- _Yang Perlu Dikerjakan_:
1. Terjemahkan kalimat berikut dari teks tentang Lan Fang ke dalam bahasa Inggris: "Satu yang dapat dipelajari dalam tulisan pendek ini adalah bagaimana proses kreatif Lan Fang sebagai seorang novelis dan cerpenis."
2. Tolong tampilkan ulang tanpa perubahan bagian teks tentang Lan Fang, semuanya mulai dari "Acara itu, di" sampai ke "beberapa penulis lainnya.".
3. Menurut teks tentang Lan Fang, kapan dan di mana Seminar Nasional Sastra Pop diselenggarakan?

- _Teks yang Ditampilkan_:
# # # # #
Rabu, 27 Januari 2021

BELAJAR MENULIS DARI LAN FANG

Sutejo
Ponorogo Pos
 
Pada tanggal 8 Desember 2007 di Unesa Surabaya kampus Lidah adalah acara Seminar Nasional Sastra Pop untuk mengiringi pelepasan Prof Budi Darma yang purna sebagai guru besar. Pada saat itu hadir, sederetan penulis, penyair, cerpenis macam: Lan Fang, Yati Setiawan, Mashuri, Audex, Kurnia Fabiola, dan Budi Darma sendiri. Rencana, Saparto Broto juga hadir sebagai pembicara. Tapi saat itu tidak dapat hadir karena ada kepentingan keluarga di Jakarta.
 
Acara itu, di samping berbicara bagaimana Budi Darma, juga berbicara masing-masing proses kreatif para nara sumber. Satu yang dapat dipelajari dalam tulisan pendek ini adalah bagaimana proses kreatif Lan Fang sebagai seorang novelis dan cerpenis. Ketika peluncuran bukunya berjudul Kota Tanpa Kelamin (2007) di Toga Mas Surabaya, dia pun berbicara banyak tentang proses kreatifnya. Pada saat itu, saya bersama Uki (wartawan Antara) bertemu dengan penulis macam M. Shoim Anwar, HU Mardiluhung, Wawan Setiawan, Budi Darma, Syirikit Syah, dan beberapa penulis lainnya.
# # # # #
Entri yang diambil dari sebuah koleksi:
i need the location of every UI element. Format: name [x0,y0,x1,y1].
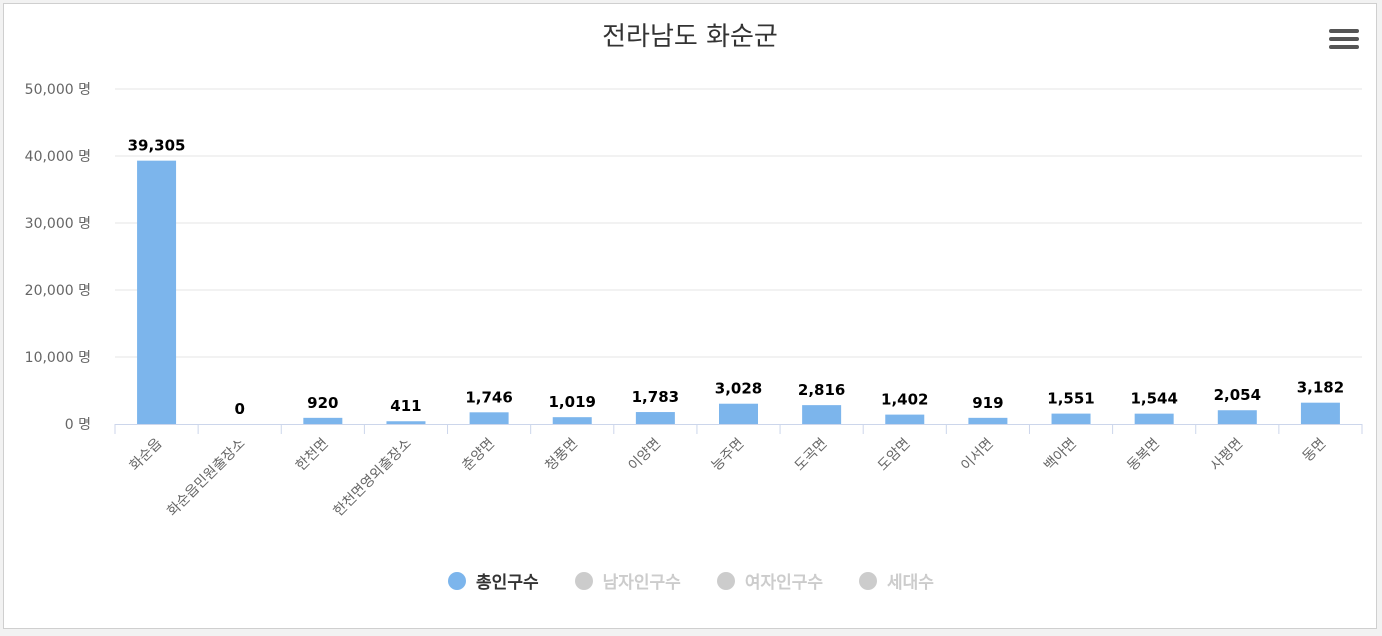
bar [968,417,1008,424]
data-label: 1,783 [632,388,679,406]
legend-item-female-population[interactable]: 여자인구수 [716,568,824,593]
chart-legend: 총인구수 남자인구수 여자인구수 세대수 [0,568,1382,593]
bar [1217,410,1257,424]
legend-label: 여자인구수 [744,573,824,593]
x-tick-label: 한천면 [293,436,332,475]
x-tick-label: 화순읍민원출장소 [164,435,248,519]
data-label: 411 [390,397,421,415]
data-label: 1,746 [465,388,512,406]
bar [469,412,509,424]
data-label: 2,054 [1214,386,1261,404]
x-tick-label: 동면 [1300,436,1330,466]
x-tick-label: 화순읍 [127,435,166,474]
legend-marker [859,571,878,590]
data-label: 3,028 [715,380,762,398]
bar [1300,402,1340,424]
x-tick-label: 동복면 [1124,436,1163,475]
x-tick-label: 한천면영외출장소 [331,435,415,519]
legend-item-male-population[interactable]: 남자인구수 [574,568,681,593]
bar [552,417,592,424]
data-label: 919 [972,394,1003,412]
bar [303,417,343,424]
bar [635,412,675,424]
y-tick-label: 40,000 명 [25,149,91,165]
bar [802,405,842,424]
bar [719,403,758,424]
y-tick-label: 50,000 명 [25,82,91,98]
x-tick-label: 이양면 [626,436,665,475]
data-label: 2,816 [798,381,845,399]
bar [1051,413,1091,424]
chart-container: 전라남도 화순군 [3,3,1377,629]
x-tick-label: 도곡면 [792,436,831,475]
legend-marker [448,571,467,590]
x-tick-label: 사평면 [1207,436,1246,475]
data-label: 1,402 [881,391,928,409]
data-label: 0 [234,400,244,418]
data-label: 1,019 [549,393,596,411]
y-tick-label: 20,000 명 [25,283,91,299]
x-tick-label: 능주면 [709,436,748,475]
x-tick-label: 춘양면 [459,436,498,475]
y-tick-label: 0 명 [65,417,91,433]
x-tick-label: 이서면 [958,436,997,475]
chart-title: 전라남도 화순군 [602,22,778,52]
data-label: 1,551 [1047,390,1094,408]
legend-marker [574,571,593,590]
legend-marker [716,571,735,590]
hamburger-menu-icon[interactable] [1329,29,1359,55]
bar [386,421,426,424]
legend-item-total-population[interactable]: 총인구수 [448,568,539,593]
data-label: 3,182 [1297,379,1344,397]
bar [885,414,925,424]
bar [1134,413,1174,424]
data-label: 1,544 [1130,390,1177,408]
x-tick-label: 청풍면 [542,436,581,475]
x-tick-label: 도암면 [875,436,914,475]
bar-chart: 0 명 10,000 명 20,000 명 30,000 명 40,000 명 50,00… [25,82,1363,520]
bar [137,160,177,424]
legend-item-households[interactable]: 세대수 [859,568,934,593]
legend-label: 남자인구수 [602,573,681,593]
y-tick-label: 10,000 명 [25,350,91,366]
y-tick-label: 30,000 명 [25,216,91,232]
legend-label: 세대수 [887,573,934,593]
x-tick-label: 백아면 [1041,436,1080,475]
data-label: 920 [307,394,338,412]
data-label: 39,305 [128,137,186,155]
legend-label: 총인구수 [476,573,539,593]
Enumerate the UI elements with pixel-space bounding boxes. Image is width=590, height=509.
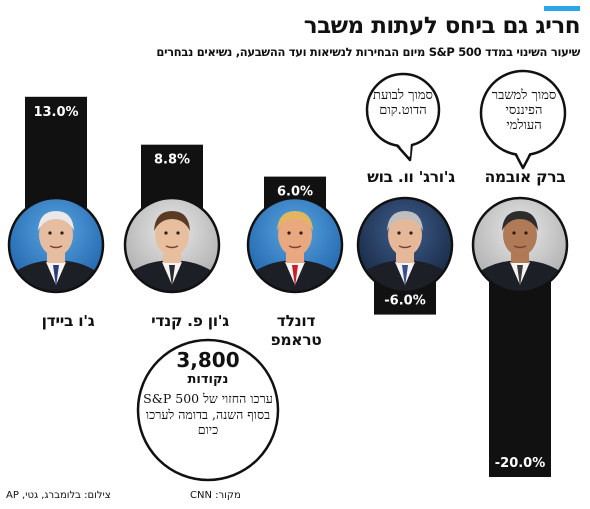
bush-dotcom-note: סמוך לבועת הדוט.קום (373, 88, 433, 118)
obama-crisis-note: סמוך למשבר הפיננסי העולמי (491, 88, 557, 133)
portrait-kennedy (123, 196, 221, 294)
source-credit: מקור: CNN (190, 490, 241, 501)
bar-value-label-bush: -6.0% (384, 294, 425, 309)
chart-subtitle: שיעור השינוי במדד S&P 500 מיום הבחירות ל… (156, 45, 580, 59)
bar-value-label-biden: 13.0% (33, 105, 78, 120)
name-biden: ג'ו ביידן (41, 312, 95, 330)
bush-speech-bubble (365, 72, 441, 162)
obama-speech-bubble (479, 69, 567, 170)
name-trump: דונלד טראמפ (270, 312, 322, 349)
portrait-trump (246, 196, 344, 294)
name-kennedy: ג'ון פ. קנדי (151, 312, 229, 330)
portrait-obama (471, 196, 569, 294)
chart-title: חריג גם ביחס לעתות משבר (303, 13, 581, 39)
forecast-unit: נקודות (187, 372, 229, 387)
portrait-biden (7, 196, 105, 294)
bar-value-label-trump: 6.0% (277, 185, 313, 200)
bar-value-label-obama: -20.0% (495, 456, 546, 471)
forecast-circle (136, 338, 280, 482)
photo-credit: צילום: בלומברג, גטי, AP (6, 490, 111, 501)
portrait-bush (356, 196, 454, 294)
name-bush: ג'ורג' וו. בוש (367, 168, 455, 186)
forecast-value: 3,800 (176, 348, 240, 372)
bar-value-label-kennedy: 8.8% (154, 153, 190, 168)
name-obama: ברק אובמה (484, 168, 566, 186)
forecast-description: ערכו החזוי של S&P 500 בסוף השנה, בדומה ל… (143, 391, 273, 437)
accent-bar (544, 6, 580, 11)
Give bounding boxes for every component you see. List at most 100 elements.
# # # # #
- _Hasil Tiap Tugas_:
1. One thing that can be learned from this short piece is the creative process of Lan Fang as a novelist and short story writer.

2.
Acara itu, di samping berbicara bagaimana Budi Darma, juga berbicara masing-masing proses kreatif para nara sumber. Satu yang dapat dipelajari dalam tulisan pendek ini adalah bagaimana proses kreatif Lan Fang sebagai seorang novelis dan cerpenis. Ketika peluncuran bukunya berjudul Kota Tanpa Kelamin (2007) di Toga Mas Surabaya, dia pun berbicara banyak tentang proses kreatifnya. Pada saat itu, saya bersama Uki (wartawan Antara) bertemu dengan penulis macam M. Shoim Anwar, HU Mardiluhung, Wawan Setiawan, Budi Darma, Syirikit Syah, dan beberapa penulis lainnya.

3. Pada tanggal 8 Desember 2007 di Unesa Surabaya, kampus Lidah.